■ Required work ■
Of the lines listed below, how many contain the string "Time"? Answer with the number alone.

■ Records to process ■
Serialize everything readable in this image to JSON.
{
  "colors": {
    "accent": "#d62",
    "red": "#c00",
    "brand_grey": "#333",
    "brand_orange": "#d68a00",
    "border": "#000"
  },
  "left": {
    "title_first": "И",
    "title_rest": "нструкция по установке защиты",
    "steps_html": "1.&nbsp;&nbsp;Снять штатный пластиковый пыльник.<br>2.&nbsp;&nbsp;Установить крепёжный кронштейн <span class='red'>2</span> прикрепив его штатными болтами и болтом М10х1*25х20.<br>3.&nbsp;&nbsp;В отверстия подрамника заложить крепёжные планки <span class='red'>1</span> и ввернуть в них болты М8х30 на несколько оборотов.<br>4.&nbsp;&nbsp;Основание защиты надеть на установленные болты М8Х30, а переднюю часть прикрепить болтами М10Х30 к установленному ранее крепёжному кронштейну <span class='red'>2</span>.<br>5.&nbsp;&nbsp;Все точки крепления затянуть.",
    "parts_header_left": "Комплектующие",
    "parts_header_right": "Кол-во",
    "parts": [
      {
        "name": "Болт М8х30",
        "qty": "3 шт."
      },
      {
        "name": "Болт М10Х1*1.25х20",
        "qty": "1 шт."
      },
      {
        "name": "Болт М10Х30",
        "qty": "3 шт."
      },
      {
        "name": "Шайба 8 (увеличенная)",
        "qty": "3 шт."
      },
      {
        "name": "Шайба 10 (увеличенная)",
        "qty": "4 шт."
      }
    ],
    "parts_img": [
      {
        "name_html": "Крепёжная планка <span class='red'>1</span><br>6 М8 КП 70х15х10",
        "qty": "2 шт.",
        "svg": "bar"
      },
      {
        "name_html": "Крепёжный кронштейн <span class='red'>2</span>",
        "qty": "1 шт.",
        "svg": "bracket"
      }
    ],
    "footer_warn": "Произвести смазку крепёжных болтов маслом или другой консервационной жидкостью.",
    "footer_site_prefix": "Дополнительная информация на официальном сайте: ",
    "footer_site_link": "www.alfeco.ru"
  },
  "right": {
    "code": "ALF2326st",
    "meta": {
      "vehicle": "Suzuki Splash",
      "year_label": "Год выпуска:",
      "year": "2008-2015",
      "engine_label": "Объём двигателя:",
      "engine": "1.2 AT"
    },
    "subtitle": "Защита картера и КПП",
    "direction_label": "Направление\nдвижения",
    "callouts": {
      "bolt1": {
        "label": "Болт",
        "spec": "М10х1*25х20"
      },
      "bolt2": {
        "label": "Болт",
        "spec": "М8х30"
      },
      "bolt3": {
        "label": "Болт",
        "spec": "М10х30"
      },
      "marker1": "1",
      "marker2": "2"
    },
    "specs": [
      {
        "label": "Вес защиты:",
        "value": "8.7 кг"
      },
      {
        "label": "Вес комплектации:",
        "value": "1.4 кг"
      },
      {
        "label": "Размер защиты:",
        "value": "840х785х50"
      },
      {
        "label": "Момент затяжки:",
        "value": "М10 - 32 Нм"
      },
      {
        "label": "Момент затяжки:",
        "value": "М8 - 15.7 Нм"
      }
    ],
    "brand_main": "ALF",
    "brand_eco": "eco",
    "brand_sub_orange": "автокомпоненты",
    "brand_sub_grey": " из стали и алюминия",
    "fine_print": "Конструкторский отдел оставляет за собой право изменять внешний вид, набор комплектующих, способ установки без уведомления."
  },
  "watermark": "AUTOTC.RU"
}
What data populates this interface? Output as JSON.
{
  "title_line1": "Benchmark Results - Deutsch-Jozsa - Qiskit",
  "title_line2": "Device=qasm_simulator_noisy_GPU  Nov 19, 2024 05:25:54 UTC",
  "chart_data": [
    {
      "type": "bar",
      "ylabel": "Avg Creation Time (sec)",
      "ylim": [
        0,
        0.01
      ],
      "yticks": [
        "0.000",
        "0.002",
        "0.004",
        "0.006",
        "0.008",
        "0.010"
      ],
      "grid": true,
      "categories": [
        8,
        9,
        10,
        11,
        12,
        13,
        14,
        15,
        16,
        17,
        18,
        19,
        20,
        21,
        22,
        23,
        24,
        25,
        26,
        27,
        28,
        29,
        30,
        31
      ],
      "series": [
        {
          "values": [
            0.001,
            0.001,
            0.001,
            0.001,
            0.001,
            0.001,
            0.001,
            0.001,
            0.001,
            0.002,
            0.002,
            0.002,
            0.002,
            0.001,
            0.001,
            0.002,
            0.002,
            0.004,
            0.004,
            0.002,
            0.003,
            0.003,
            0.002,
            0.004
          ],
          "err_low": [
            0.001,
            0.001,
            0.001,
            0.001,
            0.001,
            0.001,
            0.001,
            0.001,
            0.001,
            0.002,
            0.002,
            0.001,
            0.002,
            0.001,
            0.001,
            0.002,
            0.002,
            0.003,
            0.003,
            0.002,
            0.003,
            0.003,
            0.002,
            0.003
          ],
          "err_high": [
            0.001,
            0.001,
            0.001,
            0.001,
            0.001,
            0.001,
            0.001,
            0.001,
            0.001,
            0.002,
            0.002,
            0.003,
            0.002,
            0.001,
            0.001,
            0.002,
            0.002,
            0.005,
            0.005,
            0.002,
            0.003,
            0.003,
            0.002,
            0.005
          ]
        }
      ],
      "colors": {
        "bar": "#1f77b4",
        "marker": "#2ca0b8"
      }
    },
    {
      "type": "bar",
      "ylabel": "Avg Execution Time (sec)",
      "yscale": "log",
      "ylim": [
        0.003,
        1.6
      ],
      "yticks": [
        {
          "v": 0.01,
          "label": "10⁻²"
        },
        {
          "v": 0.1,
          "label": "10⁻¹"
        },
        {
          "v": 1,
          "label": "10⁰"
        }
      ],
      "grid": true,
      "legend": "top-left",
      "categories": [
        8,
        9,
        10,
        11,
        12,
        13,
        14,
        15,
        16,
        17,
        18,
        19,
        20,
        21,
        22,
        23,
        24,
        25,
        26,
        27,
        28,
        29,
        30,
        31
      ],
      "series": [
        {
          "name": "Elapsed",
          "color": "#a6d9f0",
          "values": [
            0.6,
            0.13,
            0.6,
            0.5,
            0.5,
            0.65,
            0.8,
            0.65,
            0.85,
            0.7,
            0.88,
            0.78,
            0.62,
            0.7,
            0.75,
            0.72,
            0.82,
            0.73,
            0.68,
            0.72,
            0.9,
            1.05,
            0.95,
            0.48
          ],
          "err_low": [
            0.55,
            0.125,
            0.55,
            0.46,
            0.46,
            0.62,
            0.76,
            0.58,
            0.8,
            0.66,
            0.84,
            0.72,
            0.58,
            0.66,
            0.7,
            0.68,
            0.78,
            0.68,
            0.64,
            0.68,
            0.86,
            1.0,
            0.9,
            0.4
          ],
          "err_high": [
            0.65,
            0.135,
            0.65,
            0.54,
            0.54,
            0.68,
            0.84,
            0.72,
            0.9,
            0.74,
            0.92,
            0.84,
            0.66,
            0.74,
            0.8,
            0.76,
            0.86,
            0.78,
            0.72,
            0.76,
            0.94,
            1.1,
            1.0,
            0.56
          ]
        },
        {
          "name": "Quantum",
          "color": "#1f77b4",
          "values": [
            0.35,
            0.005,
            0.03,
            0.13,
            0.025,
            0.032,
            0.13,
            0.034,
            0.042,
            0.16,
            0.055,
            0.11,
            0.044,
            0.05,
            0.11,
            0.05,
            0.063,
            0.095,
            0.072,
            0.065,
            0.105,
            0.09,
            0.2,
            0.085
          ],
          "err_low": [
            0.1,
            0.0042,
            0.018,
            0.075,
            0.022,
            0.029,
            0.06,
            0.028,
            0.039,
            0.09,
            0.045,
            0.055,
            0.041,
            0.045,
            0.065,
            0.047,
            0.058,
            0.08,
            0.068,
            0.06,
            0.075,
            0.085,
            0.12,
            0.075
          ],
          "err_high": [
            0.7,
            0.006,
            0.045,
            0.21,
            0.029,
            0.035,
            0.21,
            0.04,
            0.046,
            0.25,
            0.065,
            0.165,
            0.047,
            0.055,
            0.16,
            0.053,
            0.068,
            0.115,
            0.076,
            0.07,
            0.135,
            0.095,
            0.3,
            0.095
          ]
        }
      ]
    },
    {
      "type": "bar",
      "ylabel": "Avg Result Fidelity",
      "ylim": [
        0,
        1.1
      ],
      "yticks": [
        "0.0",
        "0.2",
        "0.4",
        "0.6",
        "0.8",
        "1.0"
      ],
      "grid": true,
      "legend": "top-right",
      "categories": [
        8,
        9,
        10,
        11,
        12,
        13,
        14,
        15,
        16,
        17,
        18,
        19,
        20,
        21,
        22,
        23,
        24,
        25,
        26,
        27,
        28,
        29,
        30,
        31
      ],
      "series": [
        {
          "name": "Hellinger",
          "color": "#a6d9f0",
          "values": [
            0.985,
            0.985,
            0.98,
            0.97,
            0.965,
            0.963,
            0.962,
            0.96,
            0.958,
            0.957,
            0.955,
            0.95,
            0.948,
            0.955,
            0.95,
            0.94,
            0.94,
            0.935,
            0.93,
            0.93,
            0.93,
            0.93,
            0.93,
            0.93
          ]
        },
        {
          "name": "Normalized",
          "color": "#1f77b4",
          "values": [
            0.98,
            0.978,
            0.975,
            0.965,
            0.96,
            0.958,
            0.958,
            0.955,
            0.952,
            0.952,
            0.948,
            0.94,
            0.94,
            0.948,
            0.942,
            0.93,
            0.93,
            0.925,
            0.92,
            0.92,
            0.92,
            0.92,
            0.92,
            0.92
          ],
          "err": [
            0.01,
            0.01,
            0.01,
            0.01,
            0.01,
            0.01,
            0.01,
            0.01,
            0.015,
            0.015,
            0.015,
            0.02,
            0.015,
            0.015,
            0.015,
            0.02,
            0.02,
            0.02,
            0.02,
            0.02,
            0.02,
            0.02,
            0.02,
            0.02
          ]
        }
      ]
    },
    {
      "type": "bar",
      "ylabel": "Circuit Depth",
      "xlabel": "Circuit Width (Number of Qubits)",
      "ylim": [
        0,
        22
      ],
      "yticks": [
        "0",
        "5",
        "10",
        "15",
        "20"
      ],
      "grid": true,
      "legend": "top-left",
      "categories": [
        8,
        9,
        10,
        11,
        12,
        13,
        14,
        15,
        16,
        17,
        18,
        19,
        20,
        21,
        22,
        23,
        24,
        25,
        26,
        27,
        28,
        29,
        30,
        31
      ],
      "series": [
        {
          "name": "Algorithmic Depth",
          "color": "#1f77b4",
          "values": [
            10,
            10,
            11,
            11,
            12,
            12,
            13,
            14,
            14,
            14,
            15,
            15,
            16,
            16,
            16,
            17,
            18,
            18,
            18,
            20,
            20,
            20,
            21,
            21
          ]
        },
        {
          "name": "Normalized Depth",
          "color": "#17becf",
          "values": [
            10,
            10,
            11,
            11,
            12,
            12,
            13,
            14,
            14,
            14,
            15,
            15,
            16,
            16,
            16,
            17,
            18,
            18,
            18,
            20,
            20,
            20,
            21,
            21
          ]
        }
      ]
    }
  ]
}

■ Reply ■
2